### Raw data ###

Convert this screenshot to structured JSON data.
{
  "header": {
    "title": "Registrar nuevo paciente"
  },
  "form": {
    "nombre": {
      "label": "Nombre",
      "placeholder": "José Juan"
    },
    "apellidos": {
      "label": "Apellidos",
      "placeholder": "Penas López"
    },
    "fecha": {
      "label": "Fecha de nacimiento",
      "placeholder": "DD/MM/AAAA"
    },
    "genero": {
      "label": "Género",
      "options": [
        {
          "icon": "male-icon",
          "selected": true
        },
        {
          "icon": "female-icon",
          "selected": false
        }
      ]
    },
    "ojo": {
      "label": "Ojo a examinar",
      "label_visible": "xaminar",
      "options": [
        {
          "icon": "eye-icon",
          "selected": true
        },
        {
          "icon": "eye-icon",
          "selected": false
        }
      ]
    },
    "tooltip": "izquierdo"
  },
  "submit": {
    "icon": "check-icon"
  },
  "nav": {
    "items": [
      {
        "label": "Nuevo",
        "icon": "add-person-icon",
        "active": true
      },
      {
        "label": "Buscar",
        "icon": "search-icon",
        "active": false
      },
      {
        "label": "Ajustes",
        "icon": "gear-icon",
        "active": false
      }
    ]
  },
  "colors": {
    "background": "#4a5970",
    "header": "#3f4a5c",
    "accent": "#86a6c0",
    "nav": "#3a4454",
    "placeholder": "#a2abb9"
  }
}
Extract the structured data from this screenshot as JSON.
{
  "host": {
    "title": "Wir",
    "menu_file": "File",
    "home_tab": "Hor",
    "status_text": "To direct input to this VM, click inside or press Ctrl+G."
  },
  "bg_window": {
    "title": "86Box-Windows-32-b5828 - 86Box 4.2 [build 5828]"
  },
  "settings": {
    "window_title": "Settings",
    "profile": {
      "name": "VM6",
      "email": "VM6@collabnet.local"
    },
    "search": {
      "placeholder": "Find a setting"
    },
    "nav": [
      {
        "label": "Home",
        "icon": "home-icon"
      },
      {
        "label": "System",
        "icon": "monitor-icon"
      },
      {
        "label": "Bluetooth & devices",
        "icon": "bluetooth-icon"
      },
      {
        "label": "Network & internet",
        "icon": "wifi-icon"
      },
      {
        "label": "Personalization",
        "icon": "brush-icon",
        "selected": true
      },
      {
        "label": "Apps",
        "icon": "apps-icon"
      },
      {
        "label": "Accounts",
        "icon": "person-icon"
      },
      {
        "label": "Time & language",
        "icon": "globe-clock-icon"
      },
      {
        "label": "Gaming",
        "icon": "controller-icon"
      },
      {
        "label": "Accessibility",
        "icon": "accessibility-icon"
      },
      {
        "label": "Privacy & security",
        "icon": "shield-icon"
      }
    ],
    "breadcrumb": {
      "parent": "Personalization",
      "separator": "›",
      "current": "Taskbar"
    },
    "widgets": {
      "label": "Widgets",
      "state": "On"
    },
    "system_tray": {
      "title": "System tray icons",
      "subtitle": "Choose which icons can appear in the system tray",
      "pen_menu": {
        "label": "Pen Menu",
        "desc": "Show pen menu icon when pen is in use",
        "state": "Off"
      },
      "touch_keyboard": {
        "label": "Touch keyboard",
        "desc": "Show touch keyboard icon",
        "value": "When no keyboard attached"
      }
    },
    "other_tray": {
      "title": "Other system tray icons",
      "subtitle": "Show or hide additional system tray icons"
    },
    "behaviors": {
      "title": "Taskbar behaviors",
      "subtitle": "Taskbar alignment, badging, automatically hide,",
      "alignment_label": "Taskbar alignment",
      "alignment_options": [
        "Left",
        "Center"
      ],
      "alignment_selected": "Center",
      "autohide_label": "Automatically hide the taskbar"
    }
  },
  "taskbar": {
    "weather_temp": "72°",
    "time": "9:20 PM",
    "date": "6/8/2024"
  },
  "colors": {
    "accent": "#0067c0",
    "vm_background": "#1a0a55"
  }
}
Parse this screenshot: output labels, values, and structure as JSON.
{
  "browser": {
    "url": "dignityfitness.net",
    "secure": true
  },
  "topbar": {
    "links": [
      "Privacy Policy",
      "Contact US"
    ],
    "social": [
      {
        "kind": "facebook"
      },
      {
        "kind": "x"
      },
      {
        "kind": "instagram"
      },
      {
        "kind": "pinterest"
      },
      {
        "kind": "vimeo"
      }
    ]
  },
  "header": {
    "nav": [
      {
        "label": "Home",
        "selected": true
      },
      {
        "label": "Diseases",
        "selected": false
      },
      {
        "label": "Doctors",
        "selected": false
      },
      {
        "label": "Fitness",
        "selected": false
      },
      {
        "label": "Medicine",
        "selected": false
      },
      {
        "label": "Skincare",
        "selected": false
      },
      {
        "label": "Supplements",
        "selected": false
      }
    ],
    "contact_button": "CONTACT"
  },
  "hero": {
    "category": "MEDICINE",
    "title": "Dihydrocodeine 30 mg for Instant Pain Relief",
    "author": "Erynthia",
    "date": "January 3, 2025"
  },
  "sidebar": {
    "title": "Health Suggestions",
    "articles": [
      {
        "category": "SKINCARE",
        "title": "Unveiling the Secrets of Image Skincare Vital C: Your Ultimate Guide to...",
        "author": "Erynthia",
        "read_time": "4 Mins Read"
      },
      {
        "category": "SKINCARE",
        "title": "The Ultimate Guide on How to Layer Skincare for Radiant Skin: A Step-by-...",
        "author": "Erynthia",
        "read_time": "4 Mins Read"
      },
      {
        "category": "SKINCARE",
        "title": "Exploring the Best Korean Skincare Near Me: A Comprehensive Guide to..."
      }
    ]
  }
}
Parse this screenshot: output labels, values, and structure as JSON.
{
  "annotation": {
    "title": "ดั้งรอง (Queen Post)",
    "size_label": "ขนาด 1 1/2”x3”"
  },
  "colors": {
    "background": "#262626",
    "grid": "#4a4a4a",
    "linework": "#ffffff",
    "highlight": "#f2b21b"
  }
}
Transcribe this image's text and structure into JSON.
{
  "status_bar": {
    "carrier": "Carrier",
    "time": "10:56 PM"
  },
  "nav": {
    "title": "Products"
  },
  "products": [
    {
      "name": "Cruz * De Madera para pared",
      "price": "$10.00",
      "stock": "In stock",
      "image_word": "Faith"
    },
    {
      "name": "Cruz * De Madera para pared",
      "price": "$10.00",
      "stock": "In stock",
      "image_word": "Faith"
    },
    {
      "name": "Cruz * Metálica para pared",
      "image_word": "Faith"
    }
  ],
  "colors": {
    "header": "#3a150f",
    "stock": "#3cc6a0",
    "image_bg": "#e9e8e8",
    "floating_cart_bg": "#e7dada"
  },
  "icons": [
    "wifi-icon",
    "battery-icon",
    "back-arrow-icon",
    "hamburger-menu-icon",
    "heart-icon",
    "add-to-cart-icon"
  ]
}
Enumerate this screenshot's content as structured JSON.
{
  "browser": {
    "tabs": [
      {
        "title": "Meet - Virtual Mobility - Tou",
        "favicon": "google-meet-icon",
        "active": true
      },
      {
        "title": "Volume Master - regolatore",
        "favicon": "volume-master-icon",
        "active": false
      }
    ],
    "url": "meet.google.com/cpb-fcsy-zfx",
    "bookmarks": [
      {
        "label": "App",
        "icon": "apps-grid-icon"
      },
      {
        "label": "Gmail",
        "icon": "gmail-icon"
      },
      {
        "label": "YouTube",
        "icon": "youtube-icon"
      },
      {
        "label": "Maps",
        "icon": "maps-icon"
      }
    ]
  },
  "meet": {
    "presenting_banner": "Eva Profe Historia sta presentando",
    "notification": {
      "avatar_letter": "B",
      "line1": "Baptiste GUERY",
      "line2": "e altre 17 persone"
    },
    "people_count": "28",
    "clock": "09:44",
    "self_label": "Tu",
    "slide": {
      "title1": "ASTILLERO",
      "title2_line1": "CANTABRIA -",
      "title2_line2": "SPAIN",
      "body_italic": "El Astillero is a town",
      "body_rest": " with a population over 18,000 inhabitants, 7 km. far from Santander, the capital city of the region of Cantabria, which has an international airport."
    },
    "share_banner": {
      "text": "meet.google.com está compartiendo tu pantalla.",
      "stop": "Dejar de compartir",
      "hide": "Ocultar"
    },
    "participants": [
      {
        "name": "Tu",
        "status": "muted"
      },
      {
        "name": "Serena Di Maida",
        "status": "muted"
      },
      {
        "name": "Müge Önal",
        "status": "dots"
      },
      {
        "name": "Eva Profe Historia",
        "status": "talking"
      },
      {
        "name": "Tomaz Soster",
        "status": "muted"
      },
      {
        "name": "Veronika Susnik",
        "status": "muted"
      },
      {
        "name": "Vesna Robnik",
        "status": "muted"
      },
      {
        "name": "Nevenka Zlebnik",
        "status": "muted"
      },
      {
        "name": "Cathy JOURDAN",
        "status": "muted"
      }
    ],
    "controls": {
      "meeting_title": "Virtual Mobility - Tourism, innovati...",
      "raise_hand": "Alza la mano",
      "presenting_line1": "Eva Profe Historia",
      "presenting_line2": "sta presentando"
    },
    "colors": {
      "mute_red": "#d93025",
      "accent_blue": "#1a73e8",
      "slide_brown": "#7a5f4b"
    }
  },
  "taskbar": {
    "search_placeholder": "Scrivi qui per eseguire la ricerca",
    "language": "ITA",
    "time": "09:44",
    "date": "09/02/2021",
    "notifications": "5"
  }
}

###

• To be done
Using the material above, report each line where "behaviors" occurs.

• Correct result
    "behaviors": {
      "title": "Taskbar behaviors",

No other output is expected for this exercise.